OBJECTIVE
Copy each line containing the word "board" from the records that follow, please.
################
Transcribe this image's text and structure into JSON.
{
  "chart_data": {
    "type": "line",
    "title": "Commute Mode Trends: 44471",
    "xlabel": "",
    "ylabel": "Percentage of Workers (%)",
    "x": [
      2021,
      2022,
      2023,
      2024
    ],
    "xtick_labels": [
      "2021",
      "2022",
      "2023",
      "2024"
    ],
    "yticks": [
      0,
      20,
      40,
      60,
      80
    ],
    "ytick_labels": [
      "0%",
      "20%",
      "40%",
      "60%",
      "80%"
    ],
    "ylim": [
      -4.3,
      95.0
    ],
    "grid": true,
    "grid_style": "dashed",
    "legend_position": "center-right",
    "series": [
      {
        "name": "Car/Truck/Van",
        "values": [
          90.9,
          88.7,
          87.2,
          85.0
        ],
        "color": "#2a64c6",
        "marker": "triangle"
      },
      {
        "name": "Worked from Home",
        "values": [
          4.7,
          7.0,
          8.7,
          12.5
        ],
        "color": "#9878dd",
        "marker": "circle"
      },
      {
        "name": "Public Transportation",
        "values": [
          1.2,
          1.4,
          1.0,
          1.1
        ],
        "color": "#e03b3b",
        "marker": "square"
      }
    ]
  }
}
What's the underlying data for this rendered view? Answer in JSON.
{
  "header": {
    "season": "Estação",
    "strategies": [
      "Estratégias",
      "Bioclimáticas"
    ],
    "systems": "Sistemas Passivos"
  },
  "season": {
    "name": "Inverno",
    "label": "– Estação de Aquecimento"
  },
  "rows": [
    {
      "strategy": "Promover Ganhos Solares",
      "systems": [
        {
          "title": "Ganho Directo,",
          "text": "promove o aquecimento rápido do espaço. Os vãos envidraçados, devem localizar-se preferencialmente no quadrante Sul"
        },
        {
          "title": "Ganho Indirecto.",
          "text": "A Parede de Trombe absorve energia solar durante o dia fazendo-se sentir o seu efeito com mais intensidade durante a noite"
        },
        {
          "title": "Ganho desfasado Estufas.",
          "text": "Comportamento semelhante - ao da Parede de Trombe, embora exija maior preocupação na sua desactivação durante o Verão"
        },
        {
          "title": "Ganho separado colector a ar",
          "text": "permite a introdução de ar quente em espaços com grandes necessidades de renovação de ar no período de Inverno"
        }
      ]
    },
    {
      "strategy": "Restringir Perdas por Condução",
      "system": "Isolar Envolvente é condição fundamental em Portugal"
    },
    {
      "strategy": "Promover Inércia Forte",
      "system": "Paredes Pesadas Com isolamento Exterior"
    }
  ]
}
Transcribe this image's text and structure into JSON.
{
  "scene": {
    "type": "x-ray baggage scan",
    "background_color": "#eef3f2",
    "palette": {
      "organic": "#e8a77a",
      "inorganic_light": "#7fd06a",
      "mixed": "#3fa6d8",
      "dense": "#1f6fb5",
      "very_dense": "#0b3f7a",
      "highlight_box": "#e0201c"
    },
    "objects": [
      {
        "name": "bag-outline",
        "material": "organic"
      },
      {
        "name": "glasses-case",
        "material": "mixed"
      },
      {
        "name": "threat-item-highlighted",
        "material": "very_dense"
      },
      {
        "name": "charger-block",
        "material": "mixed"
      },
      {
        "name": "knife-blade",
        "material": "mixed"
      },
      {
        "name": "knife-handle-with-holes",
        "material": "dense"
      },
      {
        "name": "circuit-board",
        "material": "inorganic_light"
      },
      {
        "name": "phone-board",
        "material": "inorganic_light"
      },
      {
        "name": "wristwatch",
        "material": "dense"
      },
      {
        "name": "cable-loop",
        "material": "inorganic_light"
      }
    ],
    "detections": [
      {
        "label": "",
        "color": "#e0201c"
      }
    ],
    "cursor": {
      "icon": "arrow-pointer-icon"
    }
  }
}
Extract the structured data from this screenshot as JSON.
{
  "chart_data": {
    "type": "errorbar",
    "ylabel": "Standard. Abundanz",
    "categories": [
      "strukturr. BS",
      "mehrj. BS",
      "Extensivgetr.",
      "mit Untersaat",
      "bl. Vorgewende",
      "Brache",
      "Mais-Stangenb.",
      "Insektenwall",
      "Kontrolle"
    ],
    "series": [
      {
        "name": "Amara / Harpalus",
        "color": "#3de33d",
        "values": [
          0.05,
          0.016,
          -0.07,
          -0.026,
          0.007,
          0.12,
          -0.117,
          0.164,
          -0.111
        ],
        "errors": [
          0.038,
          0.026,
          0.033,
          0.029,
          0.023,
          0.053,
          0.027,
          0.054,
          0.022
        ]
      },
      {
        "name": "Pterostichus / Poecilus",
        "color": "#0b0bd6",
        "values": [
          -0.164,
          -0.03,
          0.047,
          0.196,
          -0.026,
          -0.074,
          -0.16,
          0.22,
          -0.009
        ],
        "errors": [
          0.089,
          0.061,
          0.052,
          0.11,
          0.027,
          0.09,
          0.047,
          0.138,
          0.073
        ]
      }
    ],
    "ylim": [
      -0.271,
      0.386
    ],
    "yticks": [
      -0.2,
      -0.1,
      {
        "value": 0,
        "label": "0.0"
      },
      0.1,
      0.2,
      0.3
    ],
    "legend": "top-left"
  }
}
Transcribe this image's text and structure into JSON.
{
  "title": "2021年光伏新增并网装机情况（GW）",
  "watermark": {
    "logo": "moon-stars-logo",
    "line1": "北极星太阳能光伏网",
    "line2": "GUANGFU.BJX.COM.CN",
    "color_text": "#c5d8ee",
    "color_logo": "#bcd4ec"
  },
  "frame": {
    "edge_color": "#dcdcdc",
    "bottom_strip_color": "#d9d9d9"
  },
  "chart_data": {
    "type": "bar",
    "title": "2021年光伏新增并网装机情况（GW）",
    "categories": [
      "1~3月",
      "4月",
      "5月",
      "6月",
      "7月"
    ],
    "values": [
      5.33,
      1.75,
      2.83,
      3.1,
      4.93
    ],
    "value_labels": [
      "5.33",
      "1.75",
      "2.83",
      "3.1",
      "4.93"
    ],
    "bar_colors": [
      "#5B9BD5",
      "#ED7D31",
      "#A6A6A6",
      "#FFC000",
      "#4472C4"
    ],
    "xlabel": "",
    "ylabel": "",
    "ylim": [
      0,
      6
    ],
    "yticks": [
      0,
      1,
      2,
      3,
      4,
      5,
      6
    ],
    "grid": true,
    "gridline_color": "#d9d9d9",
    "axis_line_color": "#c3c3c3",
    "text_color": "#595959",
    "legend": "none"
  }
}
################
WRITTEN REPLY
        "name": "circuit-board",
        "name": "phone-board",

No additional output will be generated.